- [Your goal]: What follows is a listing. Return every line of it exactly.
######
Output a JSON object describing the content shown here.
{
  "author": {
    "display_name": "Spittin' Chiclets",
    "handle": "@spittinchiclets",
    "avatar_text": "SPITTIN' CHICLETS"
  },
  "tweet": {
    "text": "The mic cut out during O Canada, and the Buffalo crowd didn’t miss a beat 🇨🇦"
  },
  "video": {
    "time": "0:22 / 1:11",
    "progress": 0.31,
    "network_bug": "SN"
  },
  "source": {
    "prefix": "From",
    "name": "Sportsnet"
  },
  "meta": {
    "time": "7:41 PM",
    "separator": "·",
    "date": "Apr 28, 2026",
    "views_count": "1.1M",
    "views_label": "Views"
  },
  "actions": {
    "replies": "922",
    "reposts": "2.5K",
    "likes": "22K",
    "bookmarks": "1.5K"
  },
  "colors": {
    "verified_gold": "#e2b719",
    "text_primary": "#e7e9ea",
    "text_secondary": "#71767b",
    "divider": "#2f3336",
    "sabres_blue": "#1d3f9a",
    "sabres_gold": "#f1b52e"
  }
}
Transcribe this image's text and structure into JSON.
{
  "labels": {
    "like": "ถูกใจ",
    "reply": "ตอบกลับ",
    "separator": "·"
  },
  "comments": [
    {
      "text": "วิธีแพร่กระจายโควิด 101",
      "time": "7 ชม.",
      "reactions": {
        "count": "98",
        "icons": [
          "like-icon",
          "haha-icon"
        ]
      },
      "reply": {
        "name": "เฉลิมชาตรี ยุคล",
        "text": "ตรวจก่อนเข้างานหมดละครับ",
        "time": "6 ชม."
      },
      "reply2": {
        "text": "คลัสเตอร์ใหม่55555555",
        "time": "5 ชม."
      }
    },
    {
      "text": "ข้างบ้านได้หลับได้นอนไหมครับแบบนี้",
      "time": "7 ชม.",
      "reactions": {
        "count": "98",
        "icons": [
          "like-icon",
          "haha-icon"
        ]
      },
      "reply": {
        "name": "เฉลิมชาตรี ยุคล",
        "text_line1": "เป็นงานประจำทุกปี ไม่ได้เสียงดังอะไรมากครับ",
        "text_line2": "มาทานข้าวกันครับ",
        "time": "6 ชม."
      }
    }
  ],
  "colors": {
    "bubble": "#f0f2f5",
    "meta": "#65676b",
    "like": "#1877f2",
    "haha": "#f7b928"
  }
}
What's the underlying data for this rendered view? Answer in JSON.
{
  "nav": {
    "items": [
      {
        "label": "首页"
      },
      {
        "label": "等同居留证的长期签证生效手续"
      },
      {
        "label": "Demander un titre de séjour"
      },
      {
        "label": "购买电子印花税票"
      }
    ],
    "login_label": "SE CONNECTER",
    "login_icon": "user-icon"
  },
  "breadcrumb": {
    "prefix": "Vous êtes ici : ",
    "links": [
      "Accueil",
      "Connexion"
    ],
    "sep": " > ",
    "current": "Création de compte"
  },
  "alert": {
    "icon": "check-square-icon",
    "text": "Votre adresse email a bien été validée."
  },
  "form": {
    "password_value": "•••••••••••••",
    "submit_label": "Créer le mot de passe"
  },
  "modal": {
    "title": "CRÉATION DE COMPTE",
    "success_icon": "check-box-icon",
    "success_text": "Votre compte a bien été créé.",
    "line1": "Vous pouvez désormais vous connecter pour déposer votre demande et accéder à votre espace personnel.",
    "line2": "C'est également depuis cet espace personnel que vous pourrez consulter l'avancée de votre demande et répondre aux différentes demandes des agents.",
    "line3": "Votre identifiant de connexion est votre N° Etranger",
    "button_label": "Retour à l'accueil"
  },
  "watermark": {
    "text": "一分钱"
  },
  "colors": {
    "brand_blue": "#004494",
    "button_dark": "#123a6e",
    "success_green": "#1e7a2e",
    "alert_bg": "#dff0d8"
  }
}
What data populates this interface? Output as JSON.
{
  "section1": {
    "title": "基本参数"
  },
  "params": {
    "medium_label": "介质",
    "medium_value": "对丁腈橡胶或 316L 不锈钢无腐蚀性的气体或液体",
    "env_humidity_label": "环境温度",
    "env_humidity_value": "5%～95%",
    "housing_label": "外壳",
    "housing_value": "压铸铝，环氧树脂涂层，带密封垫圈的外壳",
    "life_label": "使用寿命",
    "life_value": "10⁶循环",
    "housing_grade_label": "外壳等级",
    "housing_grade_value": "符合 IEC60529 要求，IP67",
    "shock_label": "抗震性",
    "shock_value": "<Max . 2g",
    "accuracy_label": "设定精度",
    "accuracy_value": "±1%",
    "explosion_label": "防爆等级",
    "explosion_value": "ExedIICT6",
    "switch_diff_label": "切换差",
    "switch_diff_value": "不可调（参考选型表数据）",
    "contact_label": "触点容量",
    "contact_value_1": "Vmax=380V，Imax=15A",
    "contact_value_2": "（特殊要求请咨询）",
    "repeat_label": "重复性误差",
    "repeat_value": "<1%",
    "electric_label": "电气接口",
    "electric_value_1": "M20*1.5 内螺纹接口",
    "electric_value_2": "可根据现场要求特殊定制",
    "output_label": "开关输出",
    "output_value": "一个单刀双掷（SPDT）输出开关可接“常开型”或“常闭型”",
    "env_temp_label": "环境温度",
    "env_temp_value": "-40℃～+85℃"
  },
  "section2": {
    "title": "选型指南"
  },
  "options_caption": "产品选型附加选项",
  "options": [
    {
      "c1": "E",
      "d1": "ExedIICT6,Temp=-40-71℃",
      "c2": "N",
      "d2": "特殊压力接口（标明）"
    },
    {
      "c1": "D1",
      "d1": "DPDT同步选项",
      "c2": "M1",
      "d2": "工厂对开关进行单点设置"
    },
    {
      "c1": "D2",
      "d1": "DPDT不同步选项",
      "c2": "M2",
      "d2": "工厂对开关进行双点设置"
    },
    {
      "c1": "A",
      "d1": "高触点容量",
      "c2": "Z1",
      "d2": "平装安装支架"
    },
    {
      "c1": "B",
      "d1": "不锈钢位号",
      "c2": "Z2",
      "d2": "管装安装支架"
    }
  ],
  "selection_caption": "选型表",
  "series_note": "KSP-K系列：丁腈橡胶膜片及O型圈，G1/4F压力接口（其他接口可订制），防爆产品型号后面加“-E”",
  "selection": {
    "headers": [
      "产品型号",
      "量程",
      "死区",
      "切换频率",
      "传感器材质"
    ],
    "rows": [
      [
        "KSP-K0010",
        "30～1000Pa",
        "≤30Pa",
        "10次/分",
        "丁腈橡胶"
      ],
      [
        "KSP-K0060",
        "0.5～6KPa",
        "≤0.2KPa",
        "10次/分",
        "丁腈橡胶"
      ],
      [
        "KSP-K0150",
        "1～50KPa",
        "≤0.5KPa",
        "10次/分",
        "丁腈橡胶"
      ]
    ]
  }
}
######
- [Written solution]:
Output a JSON object describing the content shown here.
{
  "author": {
    "display_name": "Spittin' Chiclets",
    "handle": "@spittinchiclets",
    "avatar_text": "SPITTIN' CHICLETS"
  },
  "tweet": {
    "text": "The mic cut out during O Canada, and the Buffalo crowd didn’t miss a beat 🇨🇦"
  },
  "video": {
    "time": "0:22 / 1:11",
    "progress": 0.31,
    "network_bug": "SN"
  },
  "source": {
    "prefix": "From",
    "name": "Sportsnet"
  },
  "meta": {
    "time": "7:41 PM",
    "separator": "·",
    "date": "Apr 28, 2026",
    "views_count": "1.1M",
    "views_label": "Views"
  },
  "actions": {
    "replies": "922",
    "reposts": "2.5K",
    "likes": "22K",
    "bookmarks": "1.5K"
  },
  "colors": {
    "verified_gold": "#e2b719",
    "text_primary": "#e7e9ea",
    "text_secondary": "#71767b",
    "divider": "#2f3336",
    "sabres_blue": "#1d3f9a",
    "sabres_gold": "#f1b52e"
  }
}
Transcribe this image's text and structure into JSON.
{
  "labels": {
    "like": "ถูกใจ",
    "reply": "ตอบกลับ",
    "separator": "·"
  },
  "comments": [
    {
      "text": "วิธีแพร่กระจายโควิด 101",
      "time": "7 ชม.",
      "reactions": {
        "count": "98",
        "icons": [
          "like-icon",
          "haha-icon"
        ]
      },
      "reply": {
        "name": "เฉลิมชาตรี ยุคล",
        "text": "ตรวจก่อนเข้างานหมดละครับ",
        "time": "6 ชม."
      },
      "reply2": {
        "text": "คลัสเตอร์ใหม่55555555",
        "time": "5 ชม."
      }
    },
    {
      "text": "ข้างบ้านได้หลับได้นอนไหมครับแบบนี้",
      "time": "7 ชม.",
      "reactions": {
        "count": "98",
        "icons": [
          "like-icon",
          "haha-icon"
        ]
      },
      "reply": {
        "name": "เฉลิมชาตรี ยุคล",
        "text_line1": "เป็นงานประจำทุกปี ไม่ได้เสียงดังอะไรมากครับ",
        "text_line2": "มาทานข้าวกันครับ",
        "time": "6 ชม."
      }
    }
  ],
  "colors": {
    "bubble": "#f0f2f5",
    "meta": "#65676b",
    "like": "#1877f2",
    "haha": "#f7b928"
  }
}
What's the underlying data for this rendered view? Answer in JSON.
{
  "nav": {
    "items": [
      {
        "label": "首页"
      },
      {
        "label": "等同居留证的长期签证生效手续"
      },
      {
        "label": "Demander un titre de séjour"
      },
      {
        "label": "购买电子印花税票"
      }
    ],
    "login_label": "SE CONNECTER",
    "login_icon": "user-icon"
  },
  "breadcrumb": {
    "prefix": "Vous êtes ici : ",
    "links": [
      "Accueil",
      "Connexion"
    ],
    "sep": " > ",
    "current": "Création de compte"
  },
  "alert": {
    "icon": "check-square-icon",
    "text": "Votre adresse email a bien été validée."
  },
  "form": {
    "password_value": "•••••••••••••",
    "submit_label": "Créer le mot de passe"
  },
  "modal": {
    "title": "CRÉATION DE COMPTE",
    "success_icon": "check-box-icon",
    "success_text": "Votre compte a bien été créé.",
    "line1": "Vous pouvez désormais vous connecter pour déposer votre demande et accéder à votre espace personnel.",
    "line2": "C'est également depuis cet espace personnel que vous pourrez consulter l'avancée de votre demande et répondre aux différentes demandes des agents.",
    "line3": "Votre identifiant de connexion est votre N° Etranger",
    "button_label": "Retour à l'accueil"
  },
  "watermark": {
    "text": "一分钱"
  },
  "colors": {
    "brand_blue": "#004494",
    "button_dark": "#123a6e",
    "success_green": "#1e7a2e",
    "alert_bg": "#dff0d8"
  }
}
What data populates this interface? Output as JSON.
{
  "section1": {
    "title": "基本参数"
  },
  "params": {
    "medium_label": "介质",
    "medium_value": "对丁腈橡胶或 316L 不锈钢无腐蚀性的气体或液体",
    "env_humidity_label": "环境温度",
    "env_humidity_value": "5%～95%",
    "housing_label": "外壳",
    "housing_value": "压铸铝，环氧树脂涂层，带密封垫圈的外壳",
    "life_label": "使用寿命",
    "life_value": "10⁶循环",
    "housing_grade_label": "外壳等级",
    "housing_grade_value": "符合 IEC60529 要求，IP67",
    "shock_label": "抗震性",
    "shock_value": "<Max . 2g",
    "accuracy_label": "设定精度",
    "accuracy_value": "±1%",
    "explosion_label": "防爆等级",
    "explosion_value": "ExedIICT6",
    "switch_diff_label": "切换差",
    "switch_diff_value": "不可调（参考选型表数据）",
    "contact_label": "触点容量",
    "contact_value_1": "Vmax=380V，Imax=15A",
    "contact_value_2": "（特殊要求请咨询）",
    "repeat_label": "重复性误差",
    "repeat_value": "<1%",
    "electric_label": "电气接口",
    "electric_value_1": "M20*1.5 内螺纹接口",
    "electric_value_2": "可根据现场要求特殊定制",
    "output_label": "开关输出",
    "output_value": "一个单刀双掷（SPDT）输出开关可接“常开型”或“常闭型”",
    "env_temp_label": "环境温度",
    "env_temp_value": "-40℃～+85℃"
  },
  "section2": {
    "title": "选型指南"
  },
  "options_caption": "产品选型附加选项",
  "options": [
    {
      "c1": "E",
      "d1": "ExedIICT6,Temp=-40-71℃",
      "c2": "N",
      "d2": "特殊压力接口（标明）"
    },
    {
      "c1": "D1",
      "d1": "DPDT同步选项",
      "c2": "M1",
      "d2": "工厂对开关进行单点设置"
    },
    {
      "c1": "D2",
      "d1": "DPDT不同步选项",
      "c2": "M2",
      "d2": "工厂对开关进行双点设置"
    },
    {
      "c1": "A",
      "d1": "高触点容量",
      "c2": "Z1",
      "d2": "平装安装支架"
    },
    {
      "c1": "B",
      "d1": "不锈钢位号",
      "c2": "Z2",
      "d2": "管装安装支架"
    }
  ],
  "selection_caption": "选型表",
  "series_note": "KSP-K系列：丁腈橡胶膜片及O型圈，G1/4F压力接口（其他接口可订制），防爆产品型号后面加“-E”",
  "selection": {
    "headers": [
      "产品型号",
      "量程",
      "死区",
      "切换频率",
      "传感器材质"
    ],
    "rows": [
      [
        "KSP-K0010",
        "30～1000Pa",
        "≤30Pa",
        "10次/分",
        "丁腈橡胶"
      ],
      [
        "KSP-K0060",
        "0.5～6KPa",
        "≤0.2KPa",
        "10次/分",
        "丁腈橡胶"
      ],
      [
        "KSP-K0150",
        "1～50KPa",
        "≤0.5KPa",
        "10次/分",
        "丁腈橡胶"
      ]
    ]
  }
}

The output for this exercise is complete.